• [What you should do] Repeat each entry as written and leave the images out of the copy.

• [Entries provided]
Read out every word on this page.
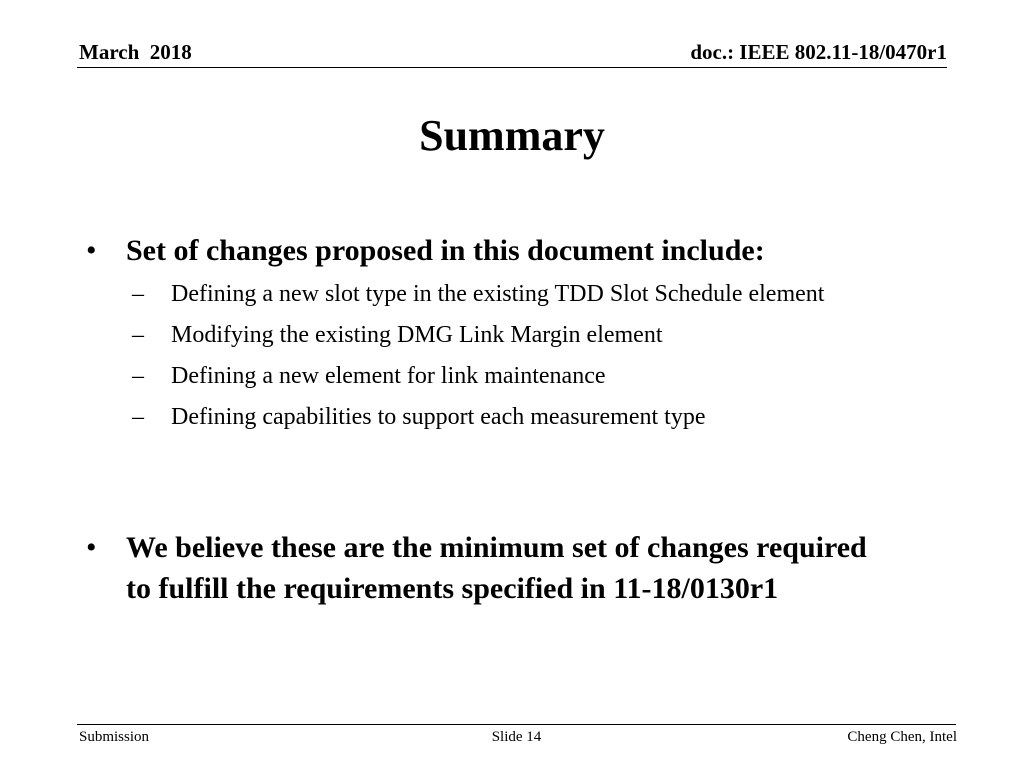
March  2018	doc.: IEEE 802.11-18/0470r1
Summary
• Set of changes proposed in this document include:
– Defining a new slot type in the existing TDD Slot Schedule element
– Modifying the existing DMG Link Margin element
– Defining a new element for link maintenance
– Defining capabilities to support each measurement type
• We believe these are the minimum set of changes required to fulfill the requirements specified in 11-18/0130r1
Submission	Slide 14	Cheng Chen, Intel
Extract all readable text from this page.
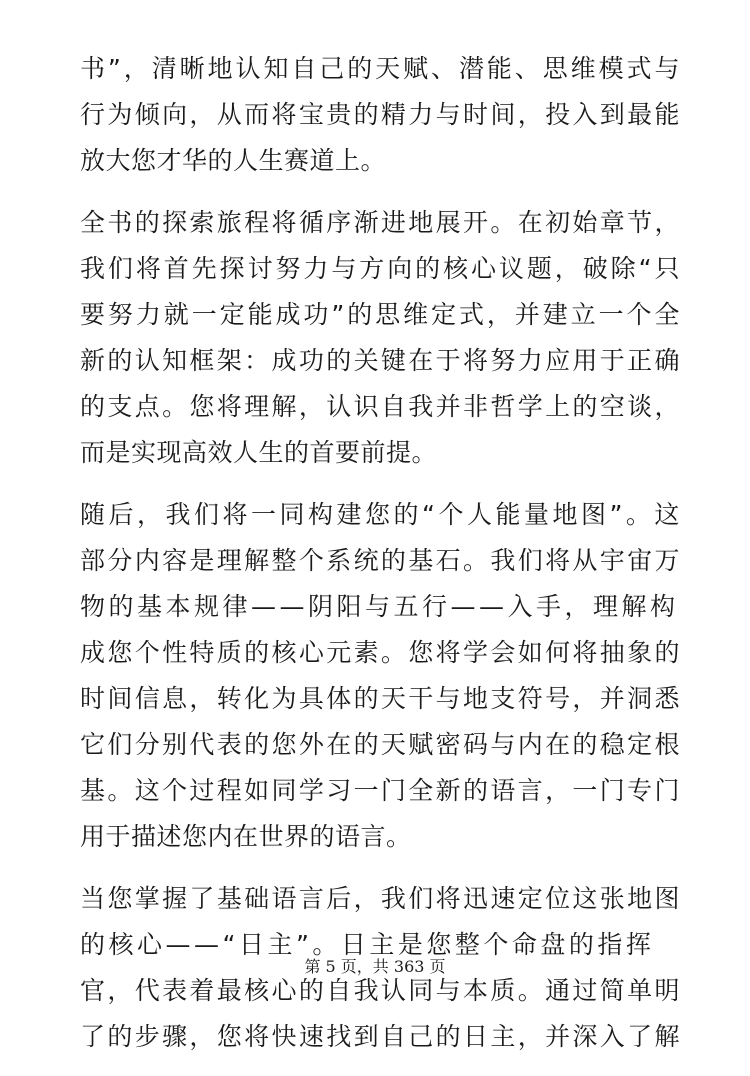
书”，清晰地认知自己的天赋、潜能、思维模式与
行为倾向，从而将宝贵的精力与时间，投入到最能
放大您才华的人生赛道上。

全书的探索旅程将循序渐进地展开。在初始章节，
我们将首先探讨努力与方向的核心议题，破除“只
要努力就一定能成功”的思维定式，并建立一个全
新的认知框架：成功的关键在于将努力应用于正确
的支点。您将理解，认识自我并非哲学上的空谈，
而是实现高效人生的首要前提。

随后，我们将一同构建您的“个人能量地图”。这
部分内容是理解整个系统的基石。我们将从宇宙万
物的基本规律——阴阳与五行——入手，理解构
成您个性特质的核心元素。您将学会如何将抽象的
时间信息，转化为具体的天干与地支符号，并洞悉
它们分别代表的您外在的天赋密码与内在的稳定根
基。这个过程如同学习一门全新的语言，一门专门
用于描述您内在世界的语言。

当您掌握了基础语言后，我们将迅速定位这张地图
的核心——“日主”。日主是您整个命盘的指挥
官，代表着最核心的自我认同与本质。通过简单明
了的步骤，您将快速找到自己的日主，并深入了解

第 5 页，共 363 页
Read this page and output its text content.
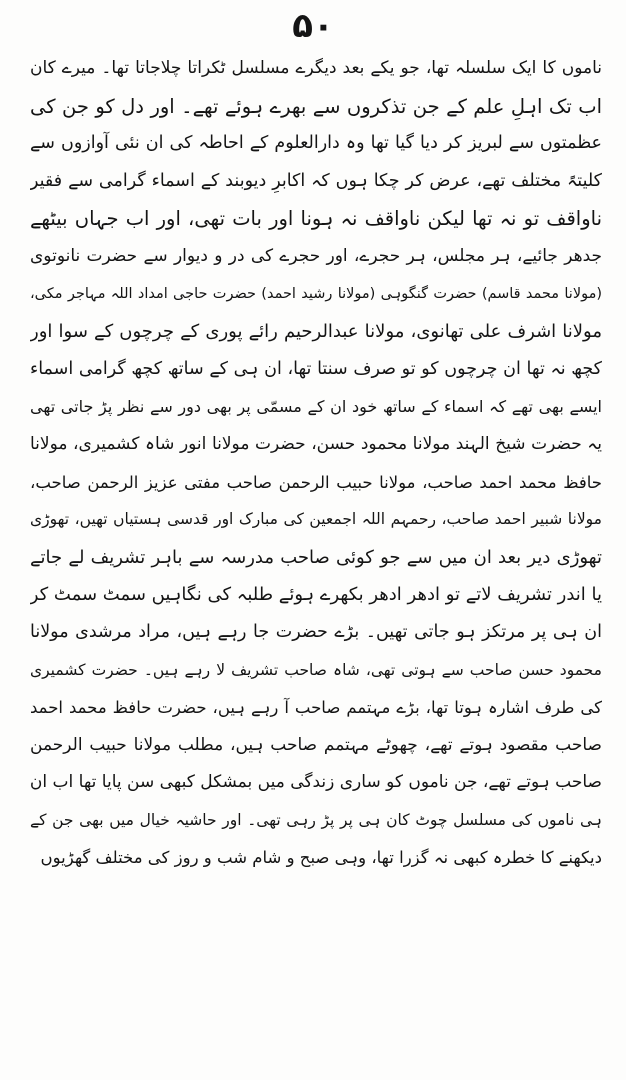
۵۰
ناموں کا ایک سلسلہ تھا، جو یکے بعد دیگرے مسلسل ٹکراتا چلاجاتا تھا۔ میرے کان
اب تک اہلِ علم کے جن تذکروں سے بھرے ہوئے تھے۔ اور دل کو جن کی
عظمتوں سے لبریز کر دیا گیا تھا وہ دارالعلوم کے احاطہ کی ان نئی آوازوں سے
کلیتہً مختلف تھے، عرض کر چکا ہوں کہ اکابرِ دیوبند کے اسماء گرامی سے فقیر
ناواقف تو نہ تھا لیکن ناواقف نہ ہونا اور بات تھی، اور اب جہاں بیٹھے
جدھر جائیے، ہر مجلس، ہر حجرے، اور حجرے کی در و دیوار سے حضرت نانوتوی
(مولانا محمد قاسم) حضرت گنگوہی (مولانا رشید احمد) حضرت حاجی امداد اللہ مہاجر مکی،
مولانا اشرف علی تھانوی، مولانا عبدالرحیم رائے پوری کے چرچوں کے سوا اور
کچھ نہ تھا ان چرچوں کو تو صرف سنتا تھا، ان ہی کے ساتھ کچھ گرامی اسماء
ایسے بھی تھے کہ اسماء کے ساتھ خود ان کے مسمّی پر بھی دور سے نظر پڑ جاتی تھی
یہ حضرت شیخ الہند مولانا محمود حسن، حضرت مولانا انور شاہ کشمیری، مولانا
حافظ محمد احمد صاحب، مولانا حبیب الرحمن صاحب مفتی عزیز الرحمن صاحب،
مولانا شبیر احمد صاحب، رحمہم اللہ اجمعین کی مبارک اور قدسی ہستیاں تھیں، تھوڑی
تھوڑی دیر بعد ان میں سے جو کوئی صاحب مدرسہ سے باہر تشریف لے جاتے
یا اندر تشریف لاتے تو ادھر ادھر بکھرے ہوئے طلبہ کی نگاہیں سمٹ سمٹ کر
ان ہی پر مرتکز ہو جاتی تھیں۔ بڑے حضرت جا رہے ہیں، مراد مرشدی مولانا
محمود حسن صاحب سے ہوتی تھی، شاہ صاحب تشریف لا رہے ہیں۔ حضرت کشمیری
کی طرف اشارہ ہوتا تھا، بڑے مہتمم صاحب آ رہے ہیں، حضرت حافظ محمد احمد
صاحب مقصود ہوتے تھے، چھوٹے مہتمم صاحب ہیں، مطلب مولانا حبیب الرحمن
صاحب ہوتے تھے، جن ناموں کو ساری زندگی میں بمشکل کبھی سن پایا تھا اب ان
ہی ناموں کی مسلسل چوٹ کان ہی پر پڑ رہی تھی۔ اور حاشیہ خیال میں بھی جن کے
دیکھنے کا خطرہ کبھی نہ گزرا تھا، وہی صبح و شام شب و روز کی مختلف گھڑیوں
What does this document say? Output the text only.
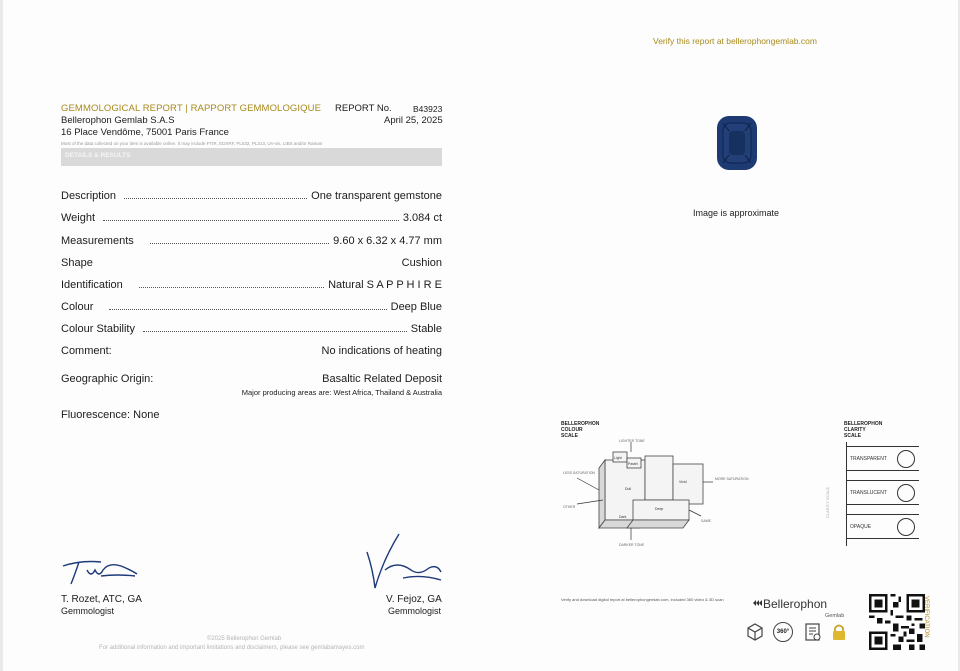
Verify this report at bellerophongemlab.com
GEMMOLOGICAL REPORT | RAPPORT GEMMOLOGIQUE REPORT No.	B43923
Bellerophon Gemlab S.A.S	April 25, 2025
16 Place Vendôme, 75001 Paris France
Most of the data collected on your item is available online. It may include FTIR, EDXRF, PL532, PL313, UV-vis, LIBS and/or Raman
DETAILS & RESULTS
Description	One transparent gemstone
Weight	3.084 ct
Measurements	9.60 x 6.32 x 4.77 mm
Shape	Cushion
Identification	Natural S A P P H I R E
Colour	Deep Blue
Colour Stability	Stable
Comment:	No indications of heating
Geographic Origin:	Basaltic Related Deposit
Major producing areas are: West Africa, Thailand & Australia
Fluorescence: None
Image is approximate
BELLEROPHON
COLOUR
SCALE
LIGHTER TONE
DARKER TONE
LESS SATURATION
MORE SATURATION
OTHER
SAME
Light
Pastel
Vivid
Dark
Deep
Dull
BELLEROPHON
CLARITY
SCALE
CLARITY SCALE
TRANSPARENT
TRANSLUCENT
OPAQUE
T. Rozet, ATC, GA
Gemmologist
V. Fejoz, GA
Gemmologist
©2025 Bellerophon Gemlab
For additional information and important limitations and disclaimers, please see gemlabamayes.com
Verify and download digital report at bellerophongemlab.com, included 360 video & 3D scan	Bellerophon
Gemlab
360°	VERIFICATION
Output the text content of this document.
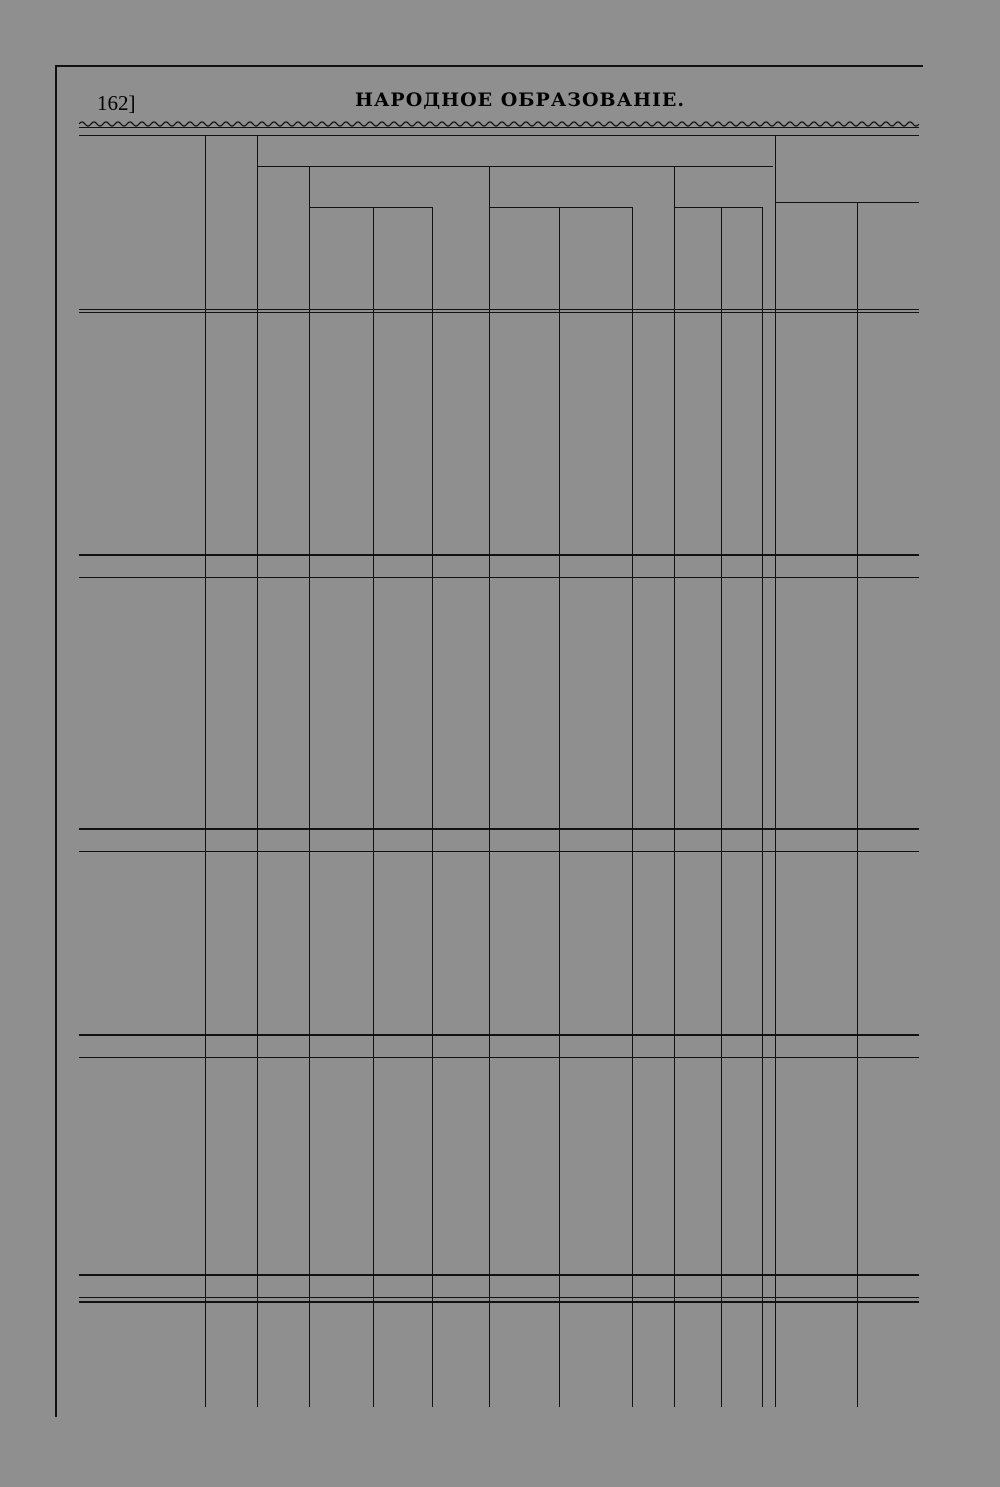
162]	НАРОДНОЕ ОБРАЗОВАНІЕ.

• [Final result]
Read out every word on this page.
March  2018	doc.: IEEE 802.11-18/0470r1
Summary
• Set of changes proposed in this document include:
– Defining a new slot type in the existing TDD Slot Schedule element
– Modifying the existing DMG Link Margin element
– Defining a new element for link maintenance
– Defining capabilities to support each measurement type
• We believe these are the minimum set of changes required to fulfill the requirements specified in 11-18/0130r1
Submission	Slide 14	Cheng Chen, Intel
Extract all readable text from this page.
书”，清晰地认知自己的天赋、潜能、思维模式与
行为倾向，从而将宝贵的精力与时间，投入到最能
放大您才华的人生赛道上。

全书的探索旅程将循序渐进地展开。在初始章节，
我们将首先探讨努力与方向的核心议题，破除“只
要努力就一定能成功”的思维定式，并建立一个全
新的认知框架：成功的关键在于将努力应用于正确
的支点。您将理解，认识自我并非哲学上的空谈，
而是实现高效人生的首要前提。

随后，我们将一同构建您的“个人能量地图”。这
部分内容是理解整个系统的基石。我们将从宇宙万
物的基本规律——阴阳与五行——入手，理解构
成您个性特质的核心元素。您将学会如何将抽象的
时间信息，转化为具体的天干与地支符号，并洞悉
它们分别代表的您外在的天赋密码与内在的稳定根
基。这个过程如同学习一门全新的语言，一门专门
用于描述您内在世界的语言。

当您掌握了基础语言后，我们将迅速定位这张地图
的核心——“日主”。日主是您整个命盘的指挥
官，代表着最核心的自我认同与本质。通过简单明
了的步骤，您将快速找到自己的日主，并深入了解

第 5 页，共 363 页
Read this page and output its text content.
۵۰
ناموں کا ایک سلسلہ تھا، جو یکے بعد دیگرے مسلسل ٹکراتا چلاجاتا تھا۔ میرے کان
اب تک اہلِ علم کے جن تذکروں سے بھرے ہوئے تھے۔ اور دل کو جن کی
عظمتوں سے لبریز کر دیا گیا تھا وہ دارالعلوم کے احاطہ کی ان نئی آوازوں سے
کلیتہً مختلف تھے، عرض کر چکا ہوں کہ اکابرِ دیوبند کے اسماء گرامی سے فقیر
ناواقف تو نہ تھا لیکن ناواقف نہ ہونا اور بات تھی، اور اب جہاں بیٹھے
جدھر جائیے، ہر مجلس، ہر حجرے، اور حجرے کی در و دیوار سے حضرت نانوتوی
(مولانا محمد قاسم) حضرت گنگوہی (مولانا رشید احمد) حضرت حاجی امداد اللہ مہاجر مکی،
مولانا اشرف علی تھانوی، مولانا عبدالرحیم رائے پوری کے چرچوں کے سوا اور
کچھ نہ تھا ان چرچوں کو تو صرف سنتا تھا، ان ہی کے ساتھ کچھ گرامی اسماء
ایسے بھی تھے کہ اسماء کے ساتھ خود ان کے مسمّی پر بھی دور سے نظر پڑ جاتی تھی
یہ حضرت شیخ الہند مولانا محمود حسن، حضرت مولانا انور شاہ کشمیری، مولانا
حافظ محمد احمد صاحب، مولانا حبیب الرحمن صاحب مفتی عزیز الرحمن صاحب،
مولانا شبیر احمد صاحب، رحمہم اللہ اجمعین کی مبارک اور قدسی ہستیاں تھیں، تھوڑی
تھوڑی دیر بعد ان میں سے جو کوئی صاحب مدرسہ سے باہر تشریف لے جاتے
یا اندر تشریف لاتے تو ادھر ادھر بکھرے ہوئے طلبہ کی نگاہیں سمٹ سمٹ کر
ان ہی پر مرتکز ہو جاتی تھیں۔ بڑے حضرت جا رہے ہیں، مراد مرشدی مولانا
محمود حسن صاحب سے ہوتی تھی، شاہ صاحب تشریف لا رہے ہیں۔ حضرت کشمیری
کی طرف اشارہ ہوتا تھا، بڑے مہتمم صاحب آ رہے ہیں، حضرت حافظ محمد احمد
صاحب مقصود ہوتے تھے، چھوٹے مہتمم صاحب ہیں، مطلب مولانا حبیب الرحمن
صاحب ہوتے تھے، جن ناموں کو ساری زندگی میں بمشکل کبھی سن پایا تھا اب ان
ہی ناموں کی مسلسل چوٹ کان ہی پر پڑ رہی تھی۔ اور حاشیہ خیال میں بھی جن کے
دیکھنے کا خطرہ کبھی نہ گزرا تھا، وہی صبح و شام شب و روز کی مختلف گھڑیوں
What does this document say? Output the text only.
Verify this report at bellerophongemlab.com
GEMMOLOGICAL REPORT | RAPPORT GEMMOLOGIQUE REPORT No.	B43923
Bellerophon Gemlab S.A.S	April 25, 2025
16 Place Vendôme, 75001 Paris France
Most of the data collected on your item is available online. It may include FTIR, EDXRF, PL532, PL313, UV-vis, LIBS and/or Raman
DETAILS & RESULTS
Description	One transparent gemstone
Weight	3.084 ct
Measurements	9.60 x 6.32 x 4.77 mm
Shape	Cushion
Identification	Natural S A P P H I R E
Colour	Deep Blue
Colour Stability	Stable
Comment:	No indications of heating
Geographic Origin:	Basaltic Related Deposit
Major producing areas are: West Africa, Thailand & Australia
Fluorescence: None
Image is approximate
BELLEROPHON
COLOUR
SCALE
LIGHTER TONE
DARKER TONE
LESS SATURATION
MORE SATURATION
OTHER
SAME
Light
Pastel
Vivid
Dark
Deep
Dull
BELLEROPHON
CLARITY
SCALE
CLARITY SCALE
TRANSPARENT
TRANSLUCENT
OPAQUE
T. Rozet, ATC, GA
Gemmologist
V. Fejoz, GA
Gemmologist
©2025 Bellerophon Gemlab
For additional information and important limitations and disclaimers, please see gemlabamayes.com
Verify and download digital report at bellerophongemlab.com, included 360 video & 3D scan	Bellerophon
Gemlab
360°	VERIFICATION
Output the text content of this document.
162]	НАРОДНОЕ ОБРАЗОВАНІЕ.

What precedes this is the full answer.